Select, from the material below, each line with "test" in it.
BEGIN Recorded information
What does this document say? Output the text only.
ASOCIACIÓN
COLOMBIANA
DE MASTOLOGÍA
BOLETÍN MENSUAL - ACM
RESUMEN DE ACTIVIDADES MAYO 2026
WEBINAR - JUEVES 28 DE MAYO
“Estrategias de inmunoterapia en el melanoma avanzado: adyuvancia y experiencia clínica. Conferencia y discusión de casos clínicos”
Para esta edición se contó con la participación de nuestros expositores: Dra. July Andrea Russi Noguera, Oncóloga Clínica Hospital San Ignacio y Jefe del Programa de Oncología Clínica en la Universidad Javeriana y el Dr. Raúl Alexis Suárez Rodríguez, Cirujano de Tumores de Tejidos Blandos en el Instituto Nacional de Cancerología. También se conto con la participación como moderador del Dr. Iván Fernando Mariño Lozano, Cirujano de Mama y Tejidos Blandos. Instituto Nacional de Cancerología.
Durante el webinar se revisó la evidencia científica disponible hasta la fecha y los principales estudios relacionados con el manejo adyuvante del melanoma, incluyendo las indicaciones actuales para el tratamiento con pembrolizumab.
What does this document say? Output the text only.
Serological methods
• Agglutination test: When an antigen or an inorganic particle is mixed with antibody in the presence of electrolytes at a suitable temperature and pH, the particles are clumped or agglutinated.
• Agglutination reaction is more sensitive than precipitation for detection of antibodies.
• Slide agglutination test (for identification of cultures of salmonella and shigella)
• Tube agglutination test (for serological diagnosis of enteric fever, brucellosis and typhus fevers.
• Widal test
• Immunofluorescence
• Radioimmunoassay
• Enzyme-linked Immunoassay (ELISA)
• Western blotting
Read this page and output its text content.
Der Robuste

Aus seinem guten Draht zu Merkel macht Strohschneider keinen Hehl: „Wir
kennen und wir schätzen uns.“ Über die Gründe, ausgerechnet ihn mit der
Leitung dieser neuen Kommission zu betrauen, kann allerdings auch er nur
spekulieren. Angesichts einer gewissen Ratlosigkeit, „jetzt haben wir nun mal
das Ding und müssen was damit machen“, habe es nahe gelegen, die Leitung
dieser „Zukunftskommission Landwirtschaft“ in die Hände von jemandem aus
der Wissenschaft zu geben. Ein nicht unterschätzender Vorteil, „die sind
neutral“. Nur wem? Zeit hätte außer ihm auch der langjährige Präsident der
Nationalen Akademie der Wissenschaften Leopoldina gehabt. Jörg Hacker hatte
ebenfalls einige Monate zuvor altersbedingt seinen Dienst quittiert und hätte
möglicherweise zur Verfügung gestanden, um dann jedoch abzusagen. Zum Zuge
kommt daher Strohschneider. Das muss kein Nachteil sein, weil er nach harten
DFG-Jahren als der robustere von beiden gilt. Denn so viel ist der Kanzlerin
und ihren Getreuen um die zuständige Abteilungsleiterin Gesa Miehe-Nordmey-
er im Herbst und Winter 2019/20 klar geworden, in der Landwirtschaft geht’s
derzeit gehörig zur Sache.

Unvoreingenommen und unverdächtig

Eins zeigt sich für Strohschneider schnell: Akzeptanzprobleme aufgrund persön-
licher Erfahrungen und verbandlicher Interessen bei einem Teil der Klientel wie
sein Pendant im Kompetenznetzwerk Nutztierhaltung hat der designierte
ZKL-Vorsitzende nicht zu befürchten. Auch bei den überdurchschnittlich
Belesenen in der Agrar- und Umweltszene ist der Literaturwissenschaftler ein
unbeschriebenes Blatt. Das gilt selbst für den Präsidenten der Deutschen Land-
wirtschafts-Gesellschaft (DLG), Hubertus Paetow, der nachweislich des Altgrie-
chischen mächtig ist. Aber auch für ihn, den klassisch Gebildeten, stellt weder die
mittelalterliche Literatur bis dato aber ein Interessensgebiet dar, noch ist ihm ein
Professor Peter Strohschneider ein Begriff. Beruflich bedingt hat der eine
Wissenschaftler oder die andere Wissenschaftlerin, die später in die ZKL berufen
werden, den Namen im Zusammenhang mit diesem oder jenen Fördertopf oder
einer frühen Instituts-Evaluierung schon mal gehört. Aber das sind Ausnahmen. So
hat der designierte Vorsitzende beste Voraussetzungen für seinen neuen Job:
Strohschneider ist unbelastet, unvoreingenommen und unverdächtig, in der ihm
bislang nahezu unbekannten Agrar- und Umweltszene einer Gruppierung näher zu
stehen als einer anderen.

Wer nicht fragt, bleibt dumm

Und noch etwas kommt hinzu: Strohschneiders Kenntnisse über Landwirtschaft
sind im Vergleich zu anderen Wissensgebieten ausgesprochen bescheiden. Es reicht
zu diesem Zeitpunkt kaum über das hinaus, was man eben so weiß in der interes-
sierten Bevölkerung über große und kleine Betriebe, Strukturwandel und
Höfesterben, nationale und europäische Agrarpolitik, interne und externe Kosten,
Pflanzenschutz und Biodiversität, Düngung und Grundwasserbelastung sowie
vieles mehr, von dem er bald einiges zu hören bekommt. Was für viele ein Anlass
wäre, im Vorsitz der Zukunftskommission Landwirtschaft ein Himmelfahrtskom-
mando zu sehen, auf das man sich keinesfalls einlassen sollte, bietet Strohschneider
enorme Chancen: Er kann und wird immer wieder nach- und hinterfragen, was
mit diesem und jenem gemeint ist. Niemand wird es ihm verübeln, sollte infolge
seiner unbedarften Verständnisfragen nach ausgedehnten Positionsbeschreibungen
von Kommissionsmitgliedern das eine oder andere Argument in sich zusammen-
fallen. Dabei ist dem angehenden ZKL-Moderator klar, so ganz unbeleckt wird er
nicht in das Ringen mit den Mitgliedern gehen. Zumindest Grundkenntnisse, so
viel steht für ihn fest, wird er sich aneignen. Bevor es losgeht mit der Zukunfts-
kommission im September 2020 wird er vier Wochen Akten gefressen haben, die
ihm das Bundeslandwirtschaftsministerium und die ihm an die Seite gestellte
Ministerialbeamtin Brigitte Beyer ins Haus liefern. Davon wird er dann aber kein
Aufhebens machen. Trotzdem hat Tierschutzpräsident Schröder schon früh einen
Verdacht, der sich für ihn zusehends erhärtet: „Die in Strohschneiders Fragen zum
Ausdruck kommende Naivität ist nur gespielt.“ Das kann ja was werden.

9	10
END Recorded information
* **Response box**:
• Agglutination test: When an antigen or an inorganic particle is mixed with antibody in the presence of electrolytes at a suitable temperature and pH, the particles are clumped or agglutinated.
• Slide agglutination test (for identification of cultures of salmonella and shigella)
• Tube agglutination test (for serological diagnosis of enteric fever, brucellosis and typhus fevers.
• Widal test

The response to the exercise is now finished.